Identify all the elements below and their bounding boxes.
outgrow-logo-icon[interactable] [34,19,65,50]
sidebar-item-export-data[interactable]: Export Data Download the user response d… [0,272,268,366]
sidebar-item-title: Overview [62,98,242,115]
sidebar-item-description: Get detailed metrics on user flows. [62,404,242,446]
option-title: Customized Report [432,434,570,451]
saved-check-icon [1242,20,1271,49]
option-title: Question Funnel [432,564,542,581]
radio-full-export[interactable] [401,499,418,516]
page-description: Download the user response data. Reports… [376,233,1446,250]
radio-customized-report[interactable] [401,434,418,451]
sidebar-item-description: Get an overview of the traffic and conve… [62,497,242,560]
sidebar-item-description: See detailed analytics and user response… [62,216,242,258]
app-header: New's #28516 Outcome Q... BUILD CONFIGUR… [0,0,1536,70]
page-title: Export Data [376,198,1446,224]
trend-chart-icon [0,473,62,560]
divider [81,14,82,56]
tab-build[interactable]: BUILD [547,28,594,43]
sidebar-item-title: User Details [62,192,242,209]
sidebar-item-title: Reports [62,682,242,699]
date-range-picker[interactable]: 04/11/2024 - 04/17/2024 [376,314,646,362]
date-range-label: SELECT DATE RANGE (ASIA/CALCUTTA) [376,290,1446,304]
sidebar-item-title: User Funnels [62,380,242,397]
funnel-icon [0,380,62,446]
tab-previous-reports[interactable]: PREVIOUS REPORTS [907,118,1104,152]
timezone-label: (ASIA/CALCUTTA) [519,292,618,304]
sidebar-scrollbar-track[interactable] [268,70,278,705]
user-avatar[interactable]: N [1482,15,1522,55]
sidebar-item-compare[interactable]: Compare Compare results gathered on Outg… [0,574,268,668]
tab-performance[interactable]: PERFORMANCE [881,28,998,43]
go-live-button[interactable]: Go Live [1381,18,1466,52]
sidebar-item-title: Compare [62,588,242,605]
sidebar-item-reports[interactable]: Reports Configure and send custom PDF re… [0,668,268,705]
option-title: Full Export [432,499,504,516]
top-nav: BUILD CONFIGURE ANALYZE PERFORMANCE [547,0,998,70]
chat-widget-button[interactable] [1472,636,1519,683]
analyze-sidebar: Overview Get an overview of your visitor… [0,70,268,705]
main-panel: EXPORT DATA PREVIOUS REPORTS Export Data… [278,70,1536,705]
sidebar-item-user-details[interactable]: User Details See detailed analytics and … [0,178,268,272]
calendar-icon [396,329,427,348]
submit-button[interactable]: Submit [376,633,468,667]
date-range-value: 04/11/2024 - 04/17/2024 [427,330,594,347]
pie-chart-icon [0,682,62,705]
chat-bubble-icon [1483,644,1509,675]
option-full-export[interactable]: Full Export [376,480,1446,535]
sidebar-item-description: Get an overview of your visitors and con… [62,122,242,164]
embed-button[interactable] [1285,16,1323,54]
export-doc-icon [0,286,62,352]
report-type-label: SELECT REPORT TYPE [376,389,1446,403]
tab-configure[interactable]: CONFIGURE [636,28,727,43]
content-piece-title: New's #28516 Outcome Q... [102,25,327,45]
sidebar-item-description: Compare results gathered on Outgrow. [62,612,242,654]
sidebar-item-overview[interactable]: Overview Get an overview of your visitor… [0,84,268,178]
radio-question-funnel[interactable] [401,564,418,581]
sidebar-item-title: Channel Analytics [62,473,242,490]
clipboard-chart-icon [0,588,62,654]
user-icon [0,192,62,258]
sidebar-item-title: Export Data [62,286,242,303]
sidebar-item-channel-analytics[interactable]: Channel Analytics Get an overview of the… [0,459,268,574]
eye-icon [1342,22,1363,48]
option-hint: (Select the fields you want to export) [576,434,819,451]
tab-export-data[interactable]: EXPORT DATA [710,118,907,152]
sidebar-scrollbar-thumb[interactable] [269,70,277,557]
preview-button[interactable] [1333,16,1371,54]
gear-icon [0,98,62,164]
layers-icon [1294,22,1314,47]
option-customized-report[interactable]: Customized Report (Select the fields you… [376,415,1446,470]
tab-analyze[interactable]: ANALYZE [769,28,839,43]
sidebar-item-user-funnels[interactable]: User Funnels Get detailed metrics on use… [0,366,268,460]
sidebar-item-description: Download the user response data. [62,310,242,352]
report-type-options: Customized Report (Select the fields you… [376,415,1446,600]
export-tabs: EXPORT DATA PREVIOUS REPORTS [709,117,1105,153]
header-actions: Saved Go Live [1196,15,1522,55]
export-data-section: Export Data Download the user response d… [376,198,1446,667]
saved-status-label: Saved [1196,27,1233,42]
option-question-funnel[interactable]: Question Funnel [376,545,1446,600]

● ● ● ● ●

» **Stated problem**
Set down every line of the listing above again, without altering any of them.

» **Solution**
Identify all the elements below and their bounding boxes.
outgrow-logo-icon[interactable] [34,19,65,50]
sidebar-item-export-data[interactable]: Export Data Download the user response d… [0,272,268,366]
sidebar-item-title: Overview [62,98,242,115]
sidebar-item-description: Get detailed metrics on user flows. [62,404,242,446]
option-title: Customized Report [432,434,570,451]
saved-check-icon [1242,20,1271,49]
option-title: Question Funnel [432,564,542,581]
radio-full-export[interactable] [401,499,418,516]
page-description: Download the user response data. Reports… [376,233,1446,250]
radio-customized-report[interactable] [401,434,418,451]
sidebar-item-description: Get an overview of the traffic and conve… [62,497,242,560]
sidebar-item-description: See detailed analytics and user response… [62,216,242,258]
app-header: New's #28516 Outcome Q... BUILD CONFIGUR… [0,0,1536,70]
page-title: Export Data [376,198,1446,224]
trend-chart-icon [0,473,62,560]
divider [81,14,82,56]
tab-build[interactable]: BUILD [547,28,594,43]
sidebar-item-title: User Details [62,192,242,209]
sidebar-item-title: Reports [62,682,242,699]
date-range-picker[interactable]: 04/11/2024 - 04/17/2024 [376,314,646,362]
date-range-label: SELECT DATE RANGE (ASIA/CALCUTTA) [376,290,1446,304]
sidebar-item-title: User Funnels [62,380,242,397]
funnel-icon [0,380,62,446]
tab-previous-reports[interactable]: PREVIOUS REPORTS [907,118,1104,152]
timezone-label: (ASIA/CALCUTTA) [519,292,618,304]
sidebar-scrollbar-track[interactable] [268,70,278,705]
user-avatar[interactable]: N [1482,15,1522,55]
sidebar-item-compare[interactable]: Compare Compare results gathered on Outg… [0,574,268,668]
tab-performance[interactable]: PERFORMANCE [881,28,998,43]
go-live-button[interactable]: Go Live [1381,18,1466,52]
sidebar-item-title: Compare [62,588,242,605]
sidebar-item-reports[interactable]: Reports Configure and send custom PDF re… [0,668,268,705]
option-title: Full Export [432,499,504,516]
top-nav: BUILD CONFIGURE ANALYZE PERFORMANCE [547,0,998,70]
chat-widget-button[interactable] [1472,636,1519,683]
analyze-sidebar: Overview Get an overview of your visitor… [0,70,268,705]
main-panel: EXPORT DATA PREVIOUS REPORTS Export Data… [278,70,1536,705]
sidebar-item-user-details[interactable]: User Details See detailed analytics and … [0,178,268,272]
calendar-icon [396,329,427,348]
submit-button[interactable]: Submit [376,633,468,667]
date-range-value: 04/11/2024 - 04/17/2024 [427,330,594,347]
pie-chart-icon [0,682,62,705]
chat-bubble-icon [1483,644,1509,675]
option-full-export[interactable]: Full Export [376,480,1446,535]
sidebar-item-description: Get an overview of your visitors and con… [62,122,242,164]
embed-button[interactable] [1285,16,1323,54]
export-doc-icon [0,286,62,352]
report-type-label: SELECT REPORT TYPE [376,389,1446,403]
tab-configure[interactable]: CONFIGURE [636,28,727,43]
content-piece-title: New's #28516 Outcome Q... [102,25,327,45]
sidebar-item-description: Compare results gathered on Outgrow. [62,612,242,654]
sidebar-item-overview[interactable]: Overview Get an overview of your visitor… [0,84,268,178]
radio-question-funnel[interactable] [401,564,418,581]
sidebar-item-title: Channel Analytics [62,473,242,490]
clipboard-chart-icon [0,588,62,654]
user-icon [0,192,62,258]
sidebar-item-title: Export Data [62,286,242,303]
sidebar-item-channel-analytics[interactable]: Channel Analytics Get an overview of the… [0,459,268,574]
eye-icon [1342,22,1363,48]
option-hint: (Select the fields you want to export) [576,434,819,451]
tab-export-data[interactable]: EXPORT DATA [710,118,907,152]
sidebar-scrollbar-thumb[interactable] [269,70,277,557]
preview-button[interactable] [1333,16,1371,54]
gear-icon [0,98,62,164]
layers-icon [1294,22,1314,47]
option-customized-report[interactable]: Customized Report (Select the fields you… [376,415,1446,470]
tab-analyze[interactable]: ANALYZE [769,28,839,43]
sidebar-item-user-funnels[interactable]: User Funnels Get detailed metrics on use… [0,366,268,460]
sidebar-item-description: Download the user response data. [62,310,242,352]
report-type-options: Customized Report (Select the fields you… [376,415,1446,600]
export-tabs: EXPORT DATA PREVIOUS REPORTS [709,117,1105,153]
header-actions: Saved Go Live [1196,15,1522,55]
export-data-section: Export Data Download the user response d… [376,198,1446,667]
saved-status-label: Saved [1196,27,1233,42]
option-question-funnel[interactable]: Question Funnel [376,545,1446,600]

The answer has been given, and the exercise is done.